» Short problem:
Select all lines holding the word "市工信局" from the entries that follow.

^^^^^^^^^^^^^^^^

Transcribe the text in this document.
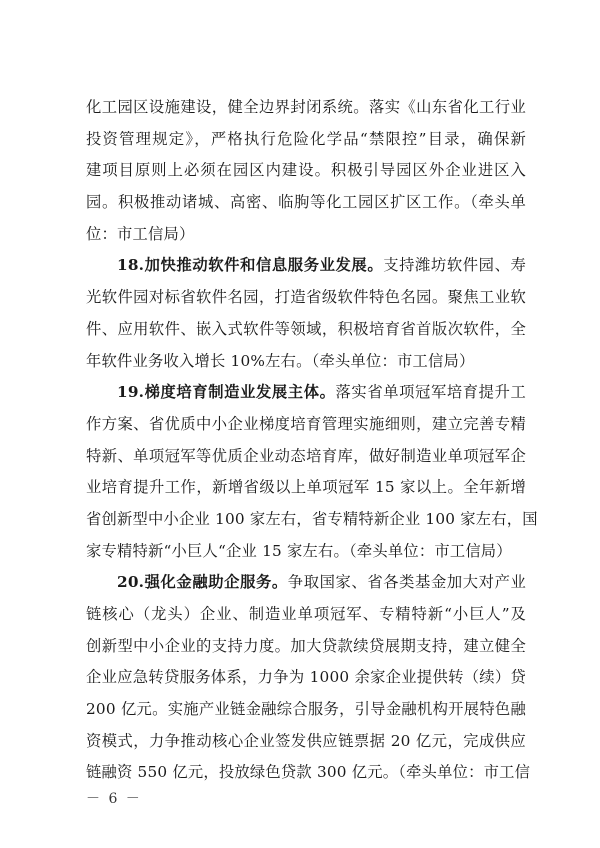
化工园区设施建设，健全边界封闭系统。落实《山东省化工行业
投资管理规定》，严格执行危险化学品“禁限控”目录，确保新
建项目原则上必须在园区内建设。积极引导园区外企业进区入
园。积极推动诸城、高密、临朐等化工园区扩区工作。（牵头单
位：市工信局）
18.加快推动软件和信息服务业发展。支持潍坊软件园、寿
光软件园对标省软件名园，打造省级软件特色名园。聚焦工业软
件、应用软件、嵌入式软件等领域，积极培育省首版次软件，全
年软件业务收入增长 10%左右。（牵头单位：市工信局）
19.梯度培育制造业发展主体。落实省单项冠军培育提升工
作方案、省优质中小企业梯度培育管理实施细则，建立完善专精
特新、单项冠军等优质企业动态培育库，做好制造业单项冠军企
业培育提升工作，新增省级以上单项冠军 15 家以上。全年新增
省创新型中小企业 100 家左右，省专精特新企业 100 家左右，国
家专精特新“小巨人“企业 15 家左右。（牵头单位：市工信局）
20.强化金融助企服务。争取国家、省各类基金加大对产业
链核心（龙头）企业、制造业单项冠军、专精特新“小巨人”及
创新型中小企业的支持力度。加大贷款续贷展期支持，建立健全
企业应急转贷服务体系，力争为 1000 余家企业提供转（续）贷
200 亿元。实施产业链金融综合服务，引导金融机构开展特色融
资模式，力争推动核心企业签发供应链票据 20 亿元，完成供应
链融资 550 亿元，投放绿色贷款 300 亿元。（牵头单位：市工信
－ 6 －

^^^^^^^^^^^^^^^^

» Finished answer:
位：市工信局）
年软件业务收入增长 10%左右。（牵头单位：市工信局）
家专精特新“小巨人“企业 15 家左右。（牵头单位：市工信局）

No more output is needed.